[Begin PROVIDED INFORMATION]
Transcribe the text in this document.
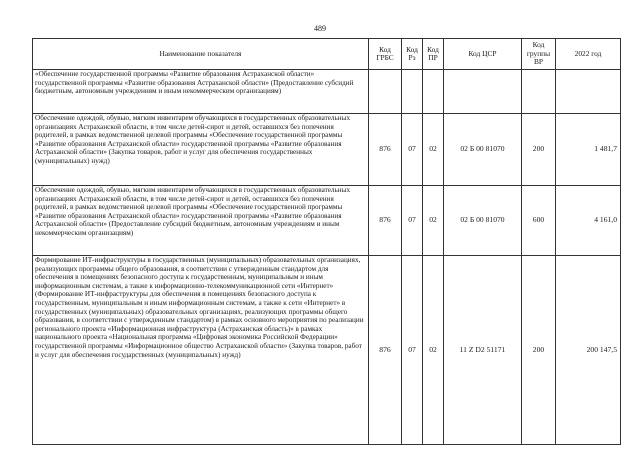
489
Наименование показателя	Код ГРБС	Код Рз	Код ПР	Код ЦСР	Код группы ВР	2022 год
«Обеспечение государственной программы «Развитие образования Астраханской области» государственной программы «Развитие образования Астраханской области» (Предоставление субсидий бюджетным, автономным учреждениям и иным некоммерческим организациям)						
Обеспечение одеждой, обувью, мягким инвентарем обучающихся в государственных образовательных организациях Астраханской области, в том числе детей-сирот и детей, оставшихся без попечения родителей, в рамках ведомственной целевой программы «Обеспечение государственной программы «Развитие образования Астраханской области» государственной программы «Развитие образования Астраханской области» (Закупка товаров, работ и услуг для обеспечения государственных (муниципальных) нужд)	876	07	02	02 Б 00 81070	200	1 481,7
Обеспечение одеждой, обувью, мягким инвентарем обучающихся в государственных образовательных организациях Астраханской области, в том числе детей-сирот и детей, оставшихся без попечения родителей, в рамках ведомственной целевой программы «Обеспечение государственной программы «Развитие образования Астраханской области» государственной программы «Развитие образования Астраханской области» (Предоставление субсидий бюджетным, автономным учреждениям и иным некоммерческим организациям)	876	07	02	02 Б 00 81070	600	4 161,0
Формирование ИТ-инфраструктуры в государственных (муниципальных) образовательных организациях, реализующих программы общего образования, в соответствии с утвержденным стандартом для обеспечения в помещениях безопасного доступа к государственным, муниципальным и иным информационным системам, а также к информационно-телекоммуникационной сети «Интернет» (Формирование ИТ-инфраструктуры для обеспечения в помещениях безопасного доступа к государственным, муниципальным и иным информационным системам, а также к сети «Интернет» в государственных (муниципальных) образовательных организациях, реализующих программы общего образования, в соответствии с утвержденным стандартом) в рамках основного мероприятия по реализации регионального проекта «Информационная инфраструктура (Астраханская область)» в рамках национального проекта «Национальная программа «Цифровая экономика Российской Федерации» государственной программы «Информационное общество Астраханской области» (Закупка товаров, работ и услуг для обеспечения государственных (муниципальных) нужд)	876	07	02	11 Z D2 51171	200	200 147,5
[End PROVIDED INFORMATION]
WHAT THIS TASK INVOLVES:
Give every record again exactly, apart from the pictures, which stay out.

OUTPUT BELOW:
Transcribe the text in this document.
489
Наименование показателя	Код ГРБС	Код Рз	Код ПР	Код ЦСР	Код группы ВР	2022 год
«Обеспечение государственной программы «Развитие образования Астраханской области» государственной программы «Развитие образования Астраханской области» (Предоставление субсидий бюджетным, автономным учреждениям и иным некоммерческим организациям)						
Обеспечение одеждой, обувью, мягким инвентарем обучающихся в государственных образовательных организациях Астраханской области, в том числе детей-сирот и детей, оставшихся без попечения родителей, в рамках ведомственной целевой программы «Обеспечение государственной программы «Развитие образования Астраханской области» государственной программы «Развитие образования Астраханской области» (Закупка товаров, работ и услуг для обеспечения государственных (муниципальных) нужд)	876	07	02	02 Б 00 81070	200	1 481,7
Обеспечение одеждой, обувью, мягким инвентарем обучающихся в государственных образовательных организациях Астраханской области, в том числе детей-сирот и детей, оставшихся без попечения родителей, в рамках ведомственной целевой программы «Обеспечение государственной программы «Развитие образования Астраханской области» государственной программы «Развитие образования Астраханской области» (Предоставление субсидий бюджетным, автономным учреждениям и иным некоммерческим организациям)	876	07	02	02 Б 00 81070	600	4 161,0
Формирование ИТ-инфраструктуры в государственных (муниципальных) образовательных организациях, реализующих программы общего образования, в соответствии с утвержденным стандартом для обеспечения в помещениях безопасного доступа к государственным, муниципальным и иным информационным системам, а также к информационно-телекоммуникационной сети «Интернет» (Формирование ИТ-инфраструктуры для обеспечения в помещениях безопасного доступа к государственным, муниципальным и иным информационным системам, а также к сети «Интернет» в государственных (муниципальных) образовательных организациях, реализующих программы общего образования, в соответствии с утвержденным стандартом) в рамках основного мероприятия по реализации регионального проекта «Информационная инфраструктура (Астраханская область)» в рамках национального проекта «Национальная программа «Цифровая экономика Российской Федерации» государственной программы «Информационное общество Астраханской области» (Закупка товаров, работ и услуг для обеспечения государственных (муниципальных) нужд)	876	07	02	11 Z D2 51171	200	200 147,5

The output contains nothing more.